Input data:
========
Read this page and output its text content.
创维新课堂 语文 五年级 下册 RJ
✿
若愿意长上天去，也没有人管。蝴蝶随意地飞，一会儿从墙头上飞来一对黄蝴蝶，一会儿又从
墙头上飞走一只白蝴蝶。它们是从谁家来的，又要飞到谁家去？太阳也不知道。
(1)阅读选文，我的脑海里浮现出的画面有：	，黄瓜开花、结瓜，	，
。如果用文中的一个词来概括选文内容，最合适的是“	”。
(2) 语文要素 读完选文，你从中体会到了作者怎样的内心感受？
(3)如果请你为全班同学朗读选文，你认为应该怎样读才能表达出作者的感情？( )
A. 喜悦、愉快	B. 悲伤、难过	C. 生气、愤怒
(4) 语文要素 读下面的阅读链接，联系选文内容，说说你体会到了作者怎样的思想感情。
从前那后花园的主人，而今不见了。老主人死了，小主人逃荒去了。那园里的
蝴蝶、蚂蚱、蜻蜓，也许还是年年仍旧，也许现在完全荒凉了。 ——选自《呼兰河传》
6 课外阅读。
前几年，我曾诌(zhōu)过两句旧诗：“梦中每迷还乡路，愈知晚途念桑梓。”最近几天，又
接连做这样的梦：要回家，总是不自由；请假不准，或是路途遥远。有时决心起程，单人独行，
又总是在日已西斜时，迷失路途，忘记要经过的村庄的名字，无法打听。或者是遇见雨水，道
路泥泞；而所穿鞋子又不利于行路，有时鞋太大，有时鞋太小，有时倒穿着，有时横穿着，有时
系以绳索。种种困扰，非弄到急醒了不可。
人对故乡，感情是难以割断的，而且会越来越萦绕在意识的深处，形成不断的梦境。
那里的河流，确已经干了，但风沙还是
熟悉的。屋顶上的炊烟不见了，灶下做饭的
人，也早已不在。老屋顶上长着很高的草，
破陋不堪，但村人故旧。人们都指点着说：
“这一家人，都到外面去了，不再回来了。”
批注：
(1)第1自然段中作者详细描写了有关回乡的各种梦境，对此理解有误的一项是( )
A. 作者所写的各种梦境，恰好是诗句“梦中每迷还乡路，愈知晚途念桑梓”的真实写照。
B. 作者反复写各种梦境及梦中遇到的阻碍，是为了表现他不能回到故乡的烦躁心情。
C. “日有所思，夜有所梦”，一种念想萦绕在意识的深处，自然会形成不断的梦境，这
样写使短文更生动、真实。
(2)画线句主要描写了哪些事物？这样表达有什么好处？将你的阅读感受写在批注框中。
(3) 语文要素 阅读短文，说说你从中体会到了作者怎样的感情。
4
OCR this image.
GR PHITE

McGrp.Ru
========
Set exercise: Repeat every record, keeping each word and mark exactly as it is.

Answer to this exercise:
Read this page and output its text content.
创维新课堂 语文 五年级 下册 RJ
✿
若愿意长上天去，也没有人管。蝴蝶随意地飞，一会儿从墙头上飞来一对黄蝴蝶，一会儿又从
墙头上飞走一只白蝴蝶。它们是从谁家来的，又要飞到谁家去？太阳也不知道。
(1)阅读选文，我的脑海里浮现出的画面有：	，黄瓜开花、结瓜，	，
。如果用文中的一个词来概括选文内容，最合适的是“	”。
(2) 语文要素 读完选文，你从中体会到了作者怎样的内心感受？
(3)如果请你为全班同学朗读选文，你认为应该怎样读才能表达出作者的感情？( )
A. 喜悦、愉快	B. 悲伤、难过	C. 生气、愤怒
(4) 语文要素 读下面的阅读链接，联系选文内容，说说你体会到了作者怎样的思想感情。
从前那后花园的主人，而今不见了。老主人死了，小主人逃荒去了。那园里的
蝴蝶、蚂蚱、蜻蜓，也许还是年年仍旧，也许现在完全荒凉了。 ——选自《呼兰河传》
6 课外阅读。
前几年，我曾诌(zhōu)过两句旧诗：“梦中每迷还乡路，愈知晚途念桑梓。”最近几天，又
接连做这样的梦：要回家，总是不自由；请假不准，或是路途遥远。有时决心起程，单人独行，
又总是在日已西斜时，迷失路途，忘记要经过的村庄的名字，无法打听。或者是遇见雨水，道
路泥泞；而所穿鞋子又不利于行路，有时鞋太大，有时鞋太小，有时倒穿着，有时横穿着，有时
系以绳索。种种困扰，非弄到急醒了不可。
人对故乡，感情是难以割断的，而且会越来越萦绕在意识的深处，形成不断的梦境。
那里的河流，确已经干了，但风沙还是
熟悉的。屋顶上的炊烟不见了，灶下做饭的
人，也早已不在。老屋顶上长着很高的草，
破陋不堪，但村人故旧。人们都指点着说：
“这一家人，都到外面去了，不再回来了。”
批注：
(1)第1自然段中作者详细描写了有关回乡的各种梦境，对此理解有误的一项是( )
A. 作者所写的各种梦境，恰好是诗句“梦中每迷还乡路，愈知晚途念桑梓”的真实写照。
B. 作者反复写各种梦境及梦中遇到的阻碍，是为了表现他不能回到故乡的烦躁心情。
C. “日有所思，夜有所梦”，一种念想萦绕在意识的深处，自然会形成不断的梦境，这
样写使短文更生动、真实。
(2)画线句主要描写了哪些事物？这样表达有什么好处？将你的阅读感受写在批注框中。
(3) 语文要素 阅读短文，说说你从中体会到了作者怎样的感情。
4
OCR this image.
GR PHITE

McGrp.Ru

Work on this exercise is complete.